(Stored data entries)
————————
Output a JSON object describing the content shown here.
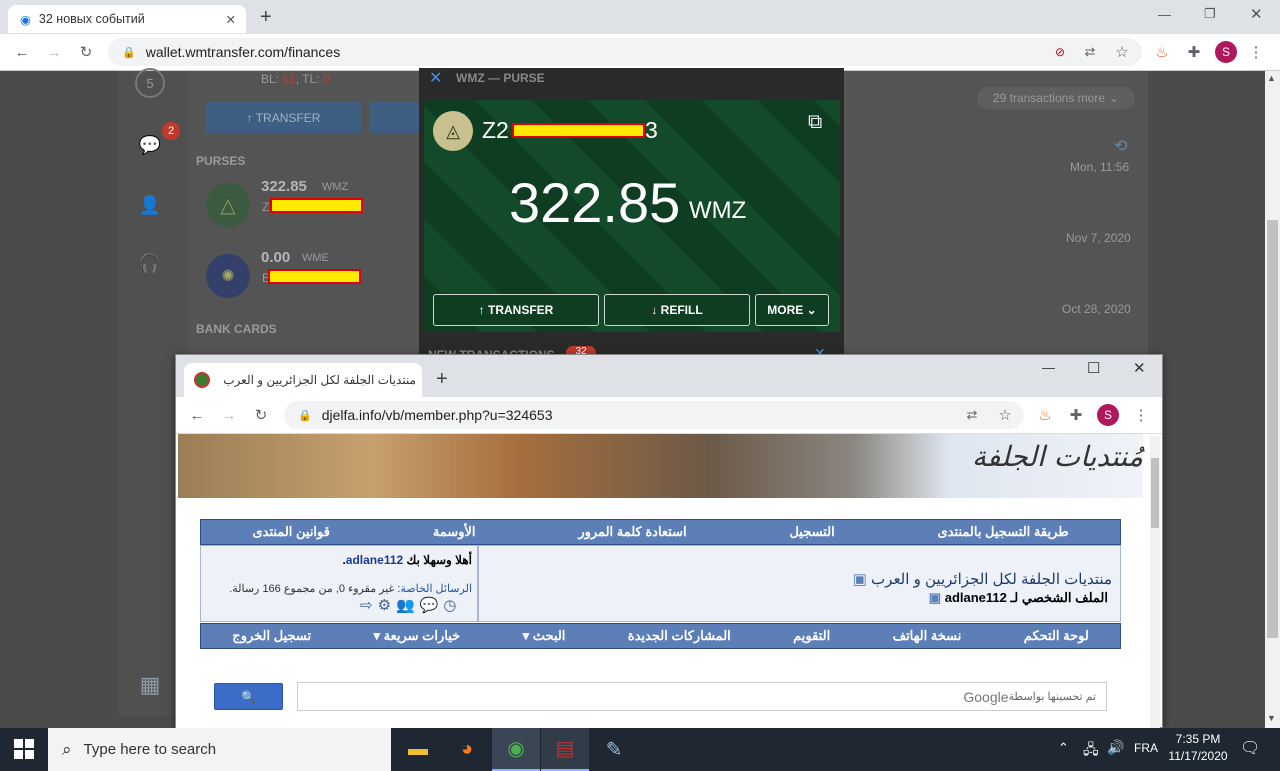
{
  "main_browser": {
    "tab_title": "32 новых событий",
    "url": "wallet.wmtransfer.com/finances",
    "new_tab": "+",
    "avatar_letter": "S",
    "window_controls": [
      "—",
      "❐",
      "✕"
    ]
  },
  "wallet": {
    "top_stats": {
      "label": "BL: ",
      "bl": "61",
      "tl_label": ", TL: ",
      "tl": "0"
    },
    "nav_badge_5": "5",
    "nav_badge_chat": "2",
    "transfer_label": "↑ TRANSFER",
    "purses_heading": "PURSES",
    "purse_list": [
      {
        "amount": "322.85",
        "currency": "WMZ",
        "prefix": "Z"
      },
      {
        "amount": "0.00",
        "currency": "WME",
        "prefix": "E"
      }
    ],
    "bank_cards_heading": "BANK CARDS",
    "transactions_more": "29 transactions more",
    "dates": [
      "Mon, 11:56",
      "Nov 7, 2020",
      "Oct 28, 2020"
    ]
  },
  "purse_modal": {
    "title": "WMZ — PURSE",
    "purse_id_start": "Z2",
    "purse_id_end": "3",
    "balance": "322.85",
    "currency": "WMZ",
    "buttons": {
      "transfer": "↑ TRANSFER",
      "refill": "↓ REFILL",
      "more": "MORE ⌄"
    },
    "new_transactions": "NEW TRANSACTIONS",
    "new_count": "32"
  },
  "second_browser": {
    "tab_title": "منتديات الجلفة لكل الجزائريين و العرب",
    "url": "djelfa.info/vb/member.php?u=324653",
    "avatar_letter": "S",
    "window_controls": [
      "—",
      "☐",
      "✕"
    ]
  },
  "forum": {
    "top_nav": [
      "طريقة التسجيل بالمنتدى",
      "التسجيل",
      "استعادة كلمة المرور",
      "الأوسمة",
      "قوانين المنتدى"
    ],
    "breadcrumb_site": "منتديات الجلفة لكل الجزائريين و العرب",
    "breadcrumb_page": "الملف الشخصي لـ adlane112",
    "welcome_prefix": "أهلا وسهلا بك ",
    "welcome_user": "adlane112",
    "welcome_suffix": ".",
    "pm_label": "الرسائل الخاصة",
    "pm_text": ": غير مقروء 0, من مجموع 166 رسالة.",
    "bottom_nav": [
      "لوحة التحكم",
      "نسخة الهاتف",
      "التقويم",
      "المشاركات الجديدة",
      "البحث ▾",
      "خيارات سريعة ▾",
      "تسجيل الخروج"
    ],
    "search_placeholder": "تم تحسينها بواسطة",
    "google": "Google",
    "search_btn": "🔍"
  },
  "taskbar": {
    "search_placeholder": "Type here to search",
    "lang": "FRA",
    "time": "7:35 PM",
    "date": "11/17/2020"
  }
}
————————
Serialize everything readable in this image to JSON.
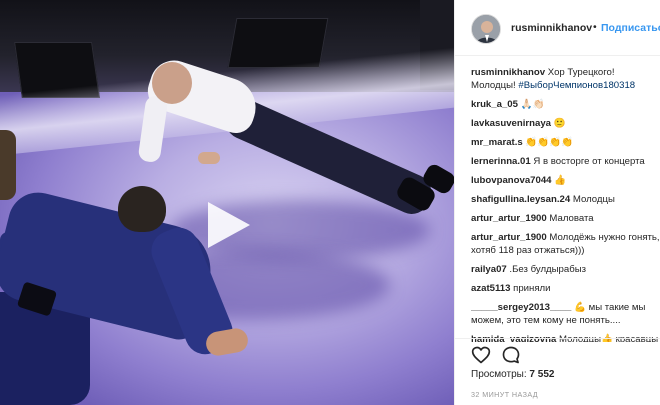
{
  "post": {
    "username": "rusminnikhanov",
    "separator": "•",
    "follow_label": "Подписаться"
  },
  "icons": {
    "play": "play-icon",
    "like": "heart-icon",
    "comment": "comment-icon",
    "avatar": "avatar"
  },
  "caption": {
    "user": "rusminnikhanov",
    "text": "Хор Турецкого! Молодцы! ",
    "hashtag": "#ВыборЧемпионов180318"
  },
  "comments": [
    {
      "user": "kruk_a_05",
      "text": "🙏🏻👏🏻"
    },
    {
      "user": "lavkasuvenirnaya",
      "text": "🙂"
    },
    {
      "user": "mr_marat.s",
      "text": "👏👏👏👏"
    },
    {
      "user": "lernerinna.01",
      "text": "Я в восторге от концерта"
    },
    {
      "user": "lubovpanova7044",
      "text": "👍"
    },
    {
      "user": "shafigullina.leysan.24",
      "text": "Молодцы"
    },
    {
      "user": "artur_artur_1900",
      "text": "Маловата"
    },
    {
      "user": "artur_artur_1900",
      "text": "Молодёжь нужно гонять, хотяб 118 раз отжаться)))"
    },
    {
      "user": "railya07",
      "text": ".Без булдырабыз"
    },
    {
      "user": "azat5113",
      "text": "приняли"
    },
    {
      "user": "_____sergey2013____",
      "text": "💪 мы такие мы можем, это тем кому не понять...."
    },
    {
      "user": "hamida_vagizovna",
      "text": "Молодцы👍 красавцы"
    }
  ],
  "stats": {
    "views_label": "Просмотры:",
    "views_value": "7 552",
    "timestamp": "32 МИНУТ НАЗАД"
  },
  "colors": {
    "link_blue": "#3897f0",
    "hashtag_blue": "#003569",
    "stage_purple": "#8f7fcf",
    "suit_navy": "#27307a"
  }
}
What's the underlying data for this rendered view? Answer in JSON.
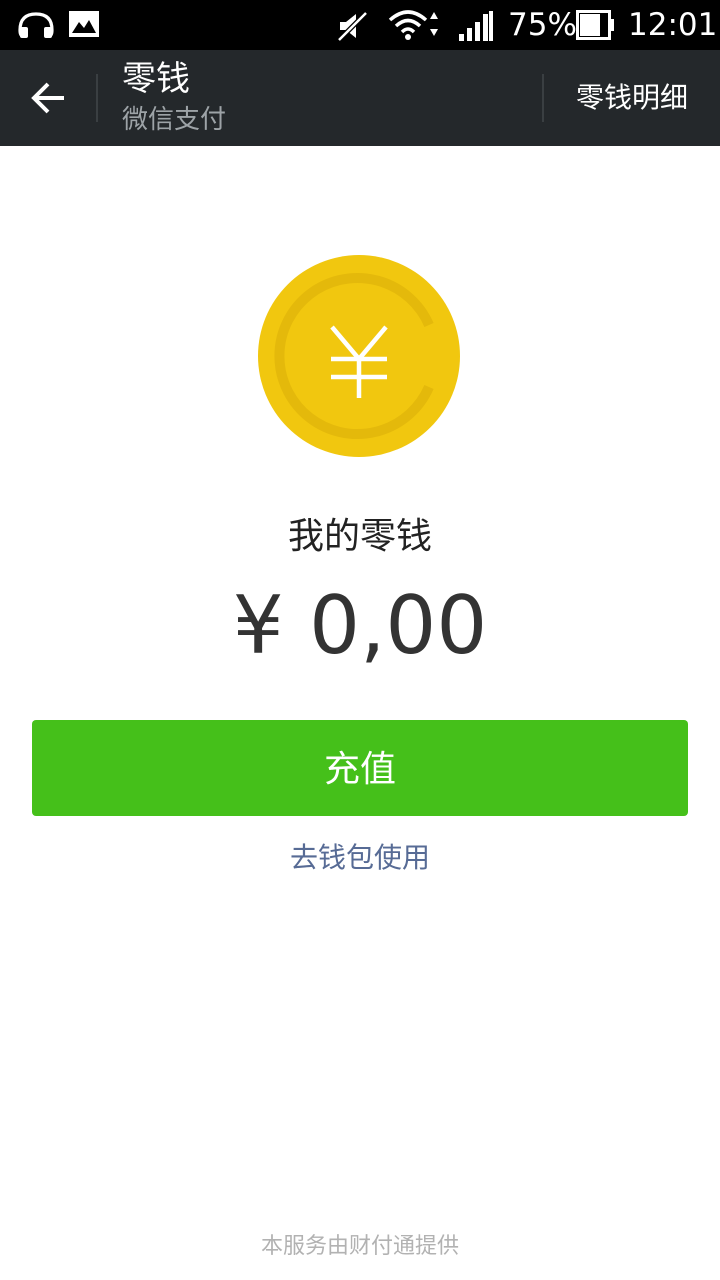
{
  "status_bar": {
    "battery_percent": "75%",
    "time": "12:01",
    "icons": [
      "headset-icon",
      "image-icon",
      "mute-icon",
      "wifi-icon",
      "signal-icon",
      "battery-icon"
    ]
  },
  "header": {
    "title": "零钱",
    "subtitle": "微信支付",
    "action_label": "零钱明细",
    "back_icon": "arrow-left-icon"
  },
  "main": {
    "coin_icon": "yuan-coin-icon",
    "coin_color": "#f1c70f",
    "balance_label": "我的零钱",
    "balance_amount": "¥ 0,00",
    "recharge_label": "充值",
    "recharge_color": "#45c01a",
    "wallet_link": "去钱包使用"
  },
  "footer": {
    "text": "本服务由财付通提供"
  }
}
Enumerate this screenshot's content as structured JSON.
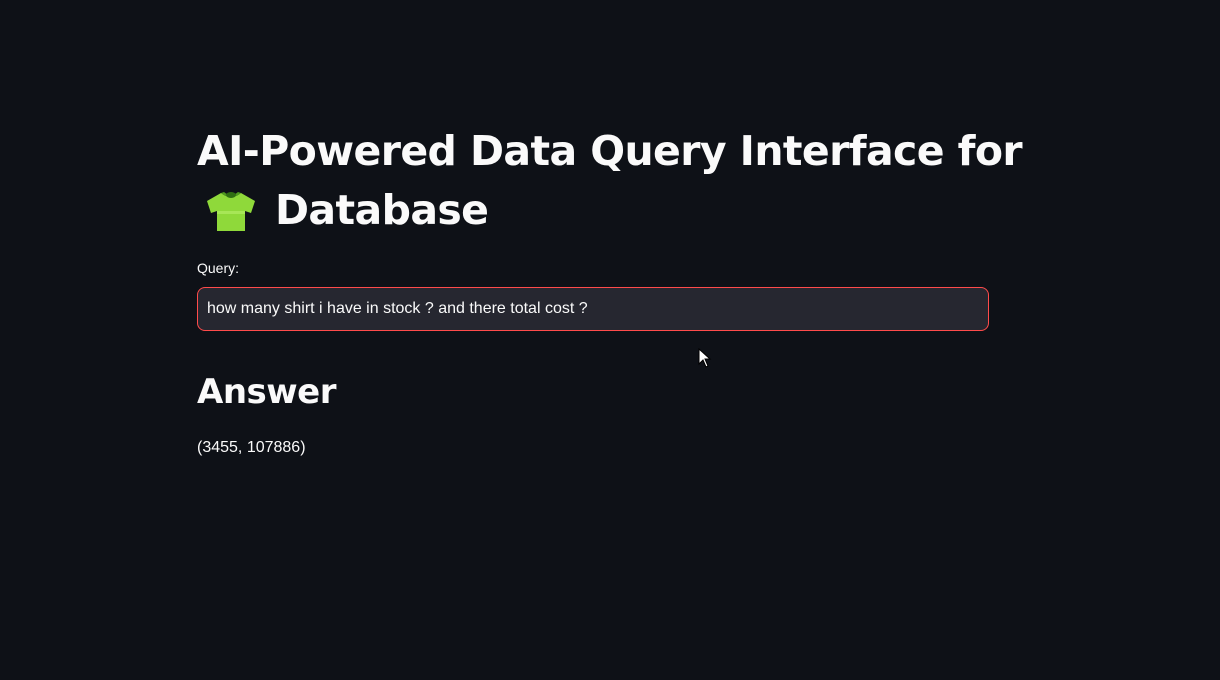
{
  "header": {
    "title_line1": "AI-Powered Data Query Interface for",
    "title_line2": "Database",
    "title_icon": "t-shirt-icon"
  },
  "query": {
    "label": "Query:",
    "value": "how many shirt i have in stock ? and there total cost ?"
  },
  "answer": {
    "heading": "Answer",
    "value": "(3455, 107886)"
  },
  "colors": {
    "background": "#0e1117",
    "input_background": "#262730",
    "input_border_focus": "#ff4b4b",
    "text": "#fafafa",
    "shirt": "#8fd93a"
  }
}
————————
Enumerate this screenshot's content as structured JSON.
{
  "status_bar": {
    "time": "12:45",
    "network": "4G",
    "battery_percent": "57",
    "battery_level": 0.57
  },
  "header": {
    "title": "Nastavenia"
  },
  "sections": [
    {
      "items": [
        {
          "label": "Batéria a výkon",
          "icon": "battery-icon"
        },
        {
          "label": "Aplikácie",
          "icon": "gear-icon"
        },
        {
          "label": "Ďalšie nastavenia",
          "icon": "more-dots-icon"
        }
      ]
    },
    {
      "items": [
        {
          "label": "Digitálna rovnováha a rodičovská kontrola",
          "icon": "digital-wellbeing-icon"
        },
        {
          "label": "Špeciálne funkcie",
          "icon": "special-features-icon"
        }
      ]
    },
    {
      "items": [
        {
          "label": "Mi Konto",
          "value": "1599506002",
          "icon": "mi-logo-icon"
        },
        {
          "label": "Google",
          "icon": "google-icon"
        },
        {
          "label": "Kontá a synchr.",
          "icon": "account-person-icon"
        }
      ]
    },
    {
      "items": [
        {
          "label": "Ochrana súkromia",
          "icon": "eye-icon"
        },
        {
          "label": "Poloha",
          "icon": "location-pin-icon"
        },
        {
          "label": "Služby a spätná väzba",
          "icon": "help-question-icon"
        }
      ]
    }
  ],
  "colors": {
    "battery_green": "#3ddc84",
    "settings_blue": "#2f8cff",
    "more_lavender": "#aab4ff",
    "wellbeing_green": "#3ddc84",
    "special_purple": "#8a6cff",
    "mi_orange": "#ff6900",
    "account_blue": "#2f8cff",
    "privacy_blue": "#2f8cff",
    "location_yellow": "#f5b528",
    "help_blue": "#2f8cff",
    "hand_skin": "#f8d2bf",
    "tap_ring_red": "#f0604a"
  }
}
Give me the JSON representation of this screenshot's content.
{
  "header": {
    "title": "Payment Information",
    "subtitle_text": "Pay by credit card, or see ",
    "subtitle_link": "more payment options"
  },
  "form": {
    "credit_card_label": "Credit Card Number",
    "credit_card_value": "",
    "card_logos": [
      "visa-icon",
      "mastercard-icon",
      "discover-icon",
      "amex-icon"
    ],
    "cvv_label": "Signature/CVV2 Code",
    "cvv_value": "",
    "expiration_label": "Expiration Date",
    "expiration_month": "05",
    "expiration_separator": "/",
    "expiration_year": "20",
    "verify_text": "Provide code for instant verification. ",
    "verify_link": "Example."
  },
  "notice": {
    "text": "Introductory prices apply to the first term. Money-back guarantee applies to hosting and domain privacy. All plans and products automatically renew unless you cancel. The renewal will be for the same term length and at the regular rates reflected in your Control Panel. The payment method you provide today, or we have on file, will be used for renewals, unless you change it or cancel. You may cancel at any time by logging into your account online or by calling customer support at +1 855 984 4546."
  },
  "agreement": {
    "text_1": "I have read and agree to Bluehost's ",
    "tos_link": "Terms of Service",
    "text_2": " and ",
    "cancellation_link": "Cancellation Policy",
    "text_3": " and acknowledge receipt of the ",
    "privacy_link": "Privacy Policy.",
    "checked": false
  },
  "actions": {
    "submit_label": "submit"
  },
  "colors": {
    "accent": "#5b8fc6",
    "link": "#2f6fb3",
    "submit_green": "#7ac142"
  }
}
————————
Problem: Show every line above in which the word "العرب" occurs.

The solution:
    "tab_title": "منتديات الجلفة لكل الجزائريين و العرب",
    "breadcrumb_site": "منتديات الجلفة لكل الجزائريين و العرب",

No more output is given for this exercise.